▶ [What to do] Set down all of the entries word for word, omitting the images they contain.
/---
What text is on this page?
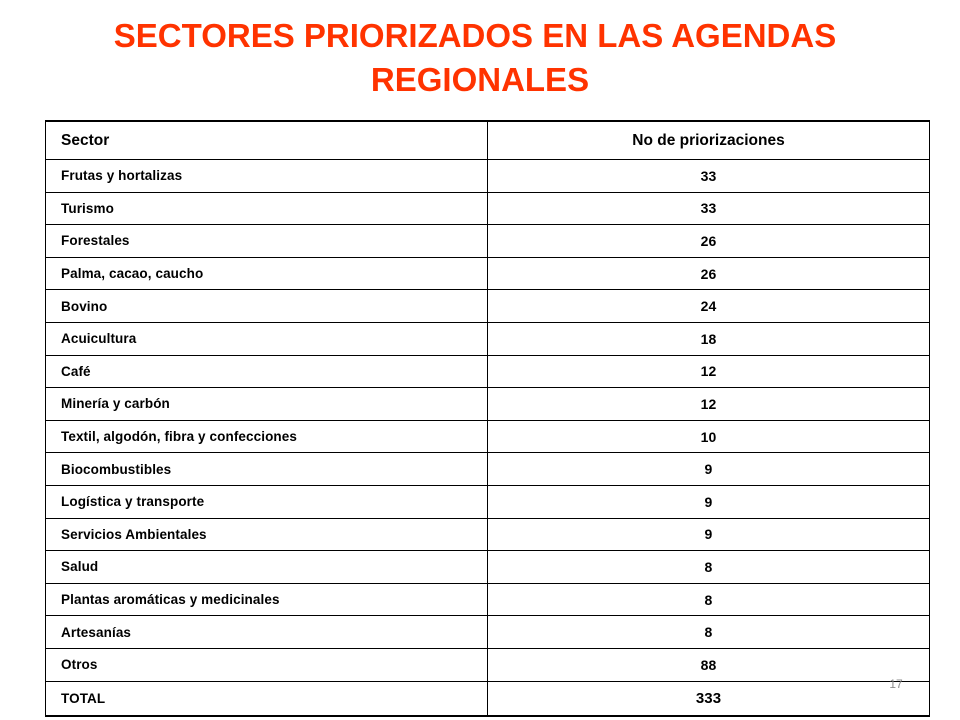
SECTORES PRIORIZADOS EN LAS AGENDAS
REGIONALES
Sector	No de priorizaciones
Frutas y hortalizas	33
Turismo	33
Forestales	26
Palma, cacao, caucho	26
Bovino	24
Acuicultura	18
Café	12
Minería y carbón	12
Textil, algodón, fibra y confecciones	10
Biocombustibles	9
Logística y transporte	9
Servicios Ambientales	9
Salud	8
Plantas aromáticas y medicinales	8
Artesanías	8
Otros	88
TOTAL	333
17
\---
▶ [Completed exercise]
What text is on this page?
SECTORES PRIORIZADOS EN LAS AGENDAS
REGIONALES
Sector	No de priorizaciones
Frutas y hortalizas	33
Turismo	33
Forestales	26
Palma, cacao, caucho	26
Bovino	24
Acuicultura	18
Café	12
Minería y carbón	12
Textil, algodón, fibra y confecciones	10
Biocombustibles	9
Logística y transporte	9
Servicios Ambientales	9
Salud	8
Plantas aromáticas y medicinales	8
Artesanías	8
Otros	88
TOTAL	333
17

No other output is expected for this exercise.